__EXERCISE DESCRIPTION__: Could you rewrite the lines of the records as a numbered list, starting with the line that contains "text-run: alls kräver" and going through the line that contains "text-line: [88, 332, 740, 349]", and leave out any blank lines?

__MATERIAL SUPPLIED__:
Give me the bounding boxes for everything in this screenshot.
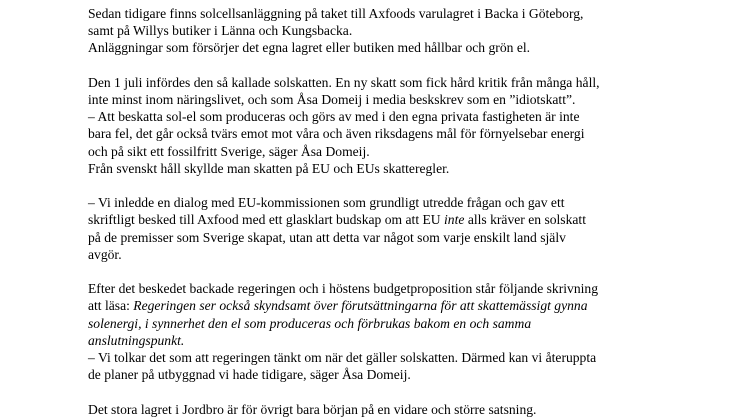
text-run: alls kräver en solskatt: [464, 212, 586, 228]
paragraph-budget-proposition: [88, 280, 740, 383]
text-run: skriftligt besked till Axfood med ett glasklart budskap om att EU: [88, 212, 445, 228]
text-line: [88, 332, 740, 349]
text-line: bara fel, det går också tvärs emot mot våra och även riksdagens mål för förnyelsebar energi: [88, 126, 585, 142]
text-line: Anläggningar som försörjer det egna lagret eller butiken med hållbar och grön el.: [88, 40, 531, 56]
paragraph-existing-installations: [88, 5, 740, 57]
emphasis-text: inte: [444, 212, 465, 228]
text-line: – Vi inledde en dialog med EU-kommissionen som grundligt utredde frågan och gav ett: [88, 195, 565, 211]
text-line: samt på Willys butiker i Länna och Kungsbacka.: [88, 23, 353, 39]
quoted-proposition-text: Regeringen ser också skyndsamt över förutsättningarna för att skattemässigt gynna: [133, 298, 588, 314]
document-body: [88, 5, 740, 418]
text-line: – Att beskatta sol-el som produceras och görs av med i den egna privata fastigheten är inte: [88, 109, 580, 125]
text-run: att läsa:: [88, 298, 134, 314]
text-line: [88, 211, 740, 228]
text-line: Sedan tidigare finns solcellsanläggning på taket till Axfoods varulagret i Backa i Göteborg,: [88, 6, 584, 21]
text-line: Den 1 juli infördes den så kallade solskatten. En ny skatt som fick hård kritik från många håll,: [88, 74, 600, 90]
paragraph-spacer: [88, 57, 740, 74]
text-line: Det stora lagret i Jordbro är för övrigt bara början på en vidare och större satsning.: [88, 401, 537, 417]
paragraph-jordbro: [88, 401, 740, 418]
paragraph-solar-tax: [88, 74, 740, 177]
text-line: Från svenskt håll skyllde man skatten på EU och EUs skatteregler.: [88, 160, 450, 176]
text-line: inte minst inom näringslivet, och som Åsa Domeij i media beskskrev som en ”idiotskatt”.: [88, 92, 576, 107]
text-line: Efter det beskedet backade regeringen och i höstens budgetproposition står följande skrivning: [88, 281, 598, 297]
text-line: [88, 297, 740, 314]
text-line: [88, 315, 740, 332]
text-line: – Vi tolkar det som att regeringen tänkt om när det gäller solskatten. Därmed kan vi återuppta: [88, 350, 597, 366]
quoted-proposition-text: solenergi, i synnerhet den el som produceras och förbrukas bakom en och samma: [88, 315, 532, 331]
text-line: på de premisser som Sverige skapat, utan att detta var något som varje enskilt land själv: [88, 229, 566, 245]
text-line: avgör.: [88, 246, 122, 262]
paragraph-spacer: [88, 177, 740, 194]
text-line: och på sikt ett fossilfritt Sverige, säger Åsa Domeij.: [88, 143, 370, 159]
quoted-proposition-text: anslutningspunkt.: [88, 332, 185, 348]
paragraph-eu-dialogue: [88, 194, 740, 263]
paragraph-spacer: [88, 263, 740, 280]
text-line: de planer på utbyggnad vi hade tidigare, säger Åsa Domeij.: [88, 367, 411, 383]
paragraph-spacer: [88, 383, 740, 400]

__SOLUTION TO THE PROBLEM__:
1. text-run: alls kräver en solskatt: [464, 212, 586, 228]
2. paragraph-budget-proposition: [88, 280, 740, 383]
3. text-run: skriftligt besked till Axfood med ett glasklart budskap om att EU: [88, 212, 445, 228]
4. text-line: [88, 332, 740, 349]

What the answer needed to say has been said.